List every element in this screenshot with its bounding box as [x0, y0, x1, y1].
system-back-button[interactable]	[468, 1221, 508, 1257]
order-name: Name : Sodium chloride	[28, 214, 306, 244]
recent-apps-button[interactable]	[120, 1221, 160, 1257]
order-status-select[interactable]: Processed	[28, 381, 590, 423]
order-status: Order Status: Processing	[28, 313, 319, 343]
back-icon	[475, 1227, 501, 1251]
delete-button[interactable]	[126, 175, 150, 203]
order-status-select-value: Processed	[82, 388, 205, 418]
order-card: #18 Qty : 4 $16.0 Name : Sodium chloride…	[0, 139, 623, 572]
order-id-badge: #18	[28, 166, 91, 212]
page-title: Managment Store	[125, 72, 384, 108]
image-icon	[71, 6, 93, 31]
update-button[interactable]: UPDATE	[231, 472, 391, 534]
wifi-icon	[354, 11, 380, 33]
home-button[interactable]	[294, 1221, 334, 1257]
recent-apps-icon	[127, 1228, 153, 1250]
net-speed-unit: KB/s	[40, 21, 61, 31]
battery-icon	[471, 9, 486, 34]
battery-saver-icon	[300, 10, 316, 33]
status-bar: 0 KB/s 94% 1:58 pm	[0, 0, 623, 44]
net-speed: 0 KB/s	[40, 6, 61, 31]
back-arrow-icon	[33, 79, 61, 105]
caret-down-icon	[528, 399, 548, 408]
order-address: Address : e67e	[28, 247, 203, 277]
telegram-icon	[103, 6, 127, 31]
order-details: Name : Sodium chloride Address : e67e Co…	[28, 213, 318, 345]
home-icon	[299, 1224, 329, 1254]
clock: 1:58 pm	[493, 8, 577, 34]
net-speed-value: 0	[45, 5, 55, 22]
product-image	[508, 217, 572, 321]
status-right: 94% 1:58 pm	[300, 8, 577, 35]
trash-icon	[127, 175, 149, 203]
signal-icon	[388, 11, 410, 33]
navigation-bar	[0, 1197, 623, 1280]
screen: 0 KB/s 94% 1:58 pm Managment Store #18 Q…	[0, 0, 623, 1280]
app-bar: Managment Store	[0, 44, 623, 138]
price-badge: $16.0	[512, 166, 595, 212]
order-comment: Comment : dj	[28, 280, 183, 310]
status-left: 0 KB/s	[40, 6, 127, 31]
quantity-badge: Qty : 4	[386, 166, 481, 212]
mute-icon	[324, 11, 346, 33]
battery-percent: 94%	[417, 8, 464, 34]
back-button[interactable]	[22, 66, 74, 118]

**REQUEST**
Copy all of the items above exactly as they are.

**EXPECTED OUTPUT**
List every element in this screenshot with its bounding box as [x0, y0, x1, y1].
system-back-button[interactable]	[468, 1221, 508, 1257]
order-name: Name : Sodium chloride	[28, 214, 306, 244]
recent-apps-button[interactable]	[120, 1221, 160, 1257]
order-status-select[interactable]: Processed	[28, 381, 590, 423]
order-status: Order Status: Processing	[28, 313, 319, 343]
back-icon	[475, 1227, 501, 1251]
delete-button[interactable]	[126, 175, 150, 203]
order-status-select-value: Processed	[82, 388, 205, 418]
order-card: #18 Qty : 4 $16.0 Name : Sodium chloride…	[0, 139, 623, 572]
order-id-badge: #18	[28, 166, 91, 212]
page-title: Managment Store	[125, 72, 384, 108]
image-icon	[71, 6, 93, 31]
update-button[interactable]: UPDATE	[231, 472, 391, 534]
wifi-icon	[354, 11, 380, 33]
home-button[interactable]	[294, 1221, 334, 1257]
recent-apps-icon	[127, 1228, 153, 1250]
net-speed-unit: KB/s	[40, 21, 61, 31]
battery-icon	[471, 9, 486, 34]
battery-saver-icon	[300, 10, 316, 33]
status-bar: 0 KB/s 94% 1:58 pm	[0, 0, 623, 44]
net-speed: 0 KB/s	[40, 6, 61, 31]
back-arrow-icon	[33, 79, 61, 105]
caret-down-icon	[528, 399, 548, 408]
order-address: Address : e67e	[28, 247, 203, 277]
telegram-icon	[103, 6, 127, 31]
order-details: Name : Sodium chloride Address : e67e Co…	[28, 213, 318, 345]
home-icon	[299, 1224, 329, 1254]
clock: 1:58 pm	[493, 8, 577, 34]
net-speed-value: 0	[45, 5, 55, 22]
product-image	[508, 217, 572, 321]
status-right: 94% 1:58 pm	[300, 8, 577, 35]
trash-icon	[127, 175, 149, 203]
signal-icon	[388, 11, 410, 33]
navigation-bar	[0, 1197, 623, 1280]
screen: 0 KB/s 94% 1:58 pm Managment Store #18 Q…	[0, 0, 623, 1280]
app-bar: Managment Store	[0, 44, 623, 138]
price-badge: $16.0	[512, 166, 595, 212]
order-comment: Comment : dj	[28, 280, 183, 310]
status-left: 0 KB/s	[40, 6, 127, 31]
quantity-badge: Qty : 4	[386, 166, 481, 212]
mute-icon	[324, 11, 346, 33]
battery-percent: 94%	[417, 8, 464, 34]
back-button[interactable]	[22, 66, 74, 118]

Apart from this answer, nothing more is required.